Exercise —
Gather all lines containing the string "graffiti" and copy them out.
[Start Dataset]
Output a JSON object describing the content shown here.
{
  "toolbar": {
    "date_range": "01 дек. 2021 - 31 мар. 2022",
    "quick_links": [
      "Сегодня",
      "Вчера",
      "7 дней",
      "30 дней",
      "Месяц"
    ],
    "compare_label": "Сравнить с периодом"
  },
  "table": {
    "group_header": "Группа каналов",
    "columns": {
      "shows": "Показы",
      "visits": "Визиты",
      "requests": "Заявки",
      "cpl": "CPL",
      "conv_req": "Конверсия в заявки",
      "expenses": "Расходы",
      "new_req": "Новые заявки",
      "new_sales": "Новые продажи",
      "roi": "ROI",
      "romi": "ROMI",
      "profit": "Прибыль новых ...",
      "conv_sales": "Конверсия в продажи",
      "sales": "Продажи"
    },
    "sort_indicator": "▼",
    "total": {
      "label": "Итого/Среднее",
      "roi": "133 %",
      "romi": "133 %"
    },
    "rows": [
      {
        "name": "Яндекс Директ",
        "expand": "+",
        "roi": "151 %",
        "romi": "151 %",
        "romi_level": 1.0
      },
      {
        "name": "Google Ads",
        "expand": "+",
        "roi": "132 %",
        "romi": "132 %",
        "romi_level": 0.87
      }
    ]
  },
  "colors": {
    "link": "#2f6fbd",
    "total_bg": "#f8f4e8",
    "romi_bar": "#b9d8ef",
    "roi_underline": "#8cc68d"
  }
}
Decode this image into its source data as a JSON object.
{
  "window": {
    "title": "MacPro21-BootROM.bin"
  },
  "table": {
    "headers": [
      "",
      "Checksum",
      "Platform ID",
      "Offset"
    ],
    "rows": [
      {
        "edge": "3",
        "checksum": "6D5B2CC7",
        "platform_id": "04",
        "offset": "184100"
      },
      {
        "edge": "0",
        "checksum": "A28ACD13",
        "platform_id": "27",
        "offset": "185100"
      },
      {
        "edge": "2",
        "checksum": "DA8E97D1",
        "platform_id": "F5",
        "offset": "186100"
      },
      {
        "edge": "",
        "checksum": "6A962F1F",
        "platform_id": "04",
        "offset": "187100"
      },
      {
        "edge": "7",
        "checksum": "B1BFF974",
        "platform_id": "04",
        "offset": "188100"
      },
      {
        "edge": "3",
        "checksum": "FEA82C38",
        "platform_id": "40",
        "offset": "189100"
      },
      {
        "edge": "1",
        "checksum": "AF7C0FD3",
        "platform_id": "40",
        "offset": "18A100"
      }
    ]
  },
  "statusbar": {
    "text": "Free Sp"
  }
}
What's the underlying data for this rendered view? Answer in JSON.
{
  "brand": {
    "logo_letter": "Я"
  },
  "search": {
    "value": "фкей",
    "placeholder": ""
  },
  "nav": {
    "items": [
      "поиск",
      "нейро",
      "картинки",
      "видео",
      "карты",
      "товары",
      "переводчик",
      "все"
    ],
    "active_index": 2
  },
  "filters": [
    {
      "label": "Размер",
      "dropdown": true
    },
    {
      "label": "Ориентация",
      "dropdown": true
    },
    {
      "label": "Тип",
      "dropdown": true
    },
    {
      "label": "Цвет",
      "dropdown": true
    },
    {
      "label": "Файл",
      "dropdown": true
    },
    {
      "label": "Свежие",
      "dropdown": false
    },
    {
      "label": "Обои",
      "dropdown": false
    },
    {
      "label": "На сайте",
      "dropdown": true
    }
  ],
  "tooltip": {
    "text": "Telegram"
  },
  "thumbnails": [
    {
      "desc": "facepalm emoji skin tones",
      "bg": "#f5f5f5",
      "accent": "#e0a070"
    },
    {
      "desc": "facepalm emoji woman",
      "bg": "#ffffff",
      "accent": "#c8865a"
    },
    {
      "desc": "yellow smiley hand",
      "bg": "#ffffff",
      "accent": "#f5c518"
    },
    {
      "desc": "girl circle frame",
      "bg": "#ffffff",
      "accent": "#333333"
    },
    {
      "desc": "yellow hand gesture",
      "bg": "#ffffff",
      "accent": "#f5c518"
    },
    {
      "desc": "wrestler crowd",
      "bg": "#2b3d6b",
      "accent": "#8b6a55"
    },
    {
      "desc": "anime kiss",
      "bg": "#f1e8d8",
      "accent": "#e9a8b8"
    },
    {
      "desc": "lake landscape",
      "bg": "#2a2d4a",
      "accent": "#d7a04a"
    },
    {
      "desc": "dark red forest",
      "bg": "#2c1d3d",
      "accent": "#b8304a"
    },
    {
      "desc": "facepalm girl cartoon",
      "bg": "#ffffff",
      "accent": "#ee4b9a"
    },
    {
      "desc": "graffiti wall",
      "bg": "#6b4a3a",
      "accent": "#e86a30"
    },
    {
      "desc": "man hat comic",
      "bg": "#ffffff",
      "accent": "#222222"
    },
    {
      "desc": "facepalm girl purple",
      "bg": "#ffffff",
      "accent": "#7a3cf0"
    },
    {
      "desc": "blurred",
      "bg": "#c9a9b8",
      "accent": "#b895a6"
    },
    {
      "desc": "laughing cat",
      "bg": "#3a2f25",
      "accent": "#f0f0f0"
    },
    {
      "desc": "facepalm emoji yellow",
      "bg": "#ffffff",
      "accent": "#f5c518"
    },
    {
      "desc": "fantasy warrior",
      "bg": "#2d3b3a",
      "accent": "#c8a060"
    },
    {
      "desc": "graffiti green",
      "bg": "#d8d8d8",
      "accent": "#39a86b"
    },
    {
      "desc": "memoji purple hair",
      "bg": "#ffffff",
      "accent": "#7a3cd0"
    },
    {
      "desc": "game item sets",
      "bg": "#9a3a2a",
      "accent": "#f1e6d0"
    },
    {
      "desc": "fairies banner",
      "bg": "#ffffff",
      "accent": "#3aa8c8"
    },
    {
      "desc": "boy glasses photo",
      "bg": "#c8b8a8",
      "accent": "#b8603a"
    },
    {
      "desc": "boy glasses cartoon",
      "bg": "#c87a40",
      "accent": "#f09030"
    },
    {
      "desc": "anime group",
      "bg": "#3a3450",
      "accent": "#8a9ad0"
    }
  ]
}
[End Dataset]
Result below —
      "desc": "graffiti wall",
      "desc": "graffiti green",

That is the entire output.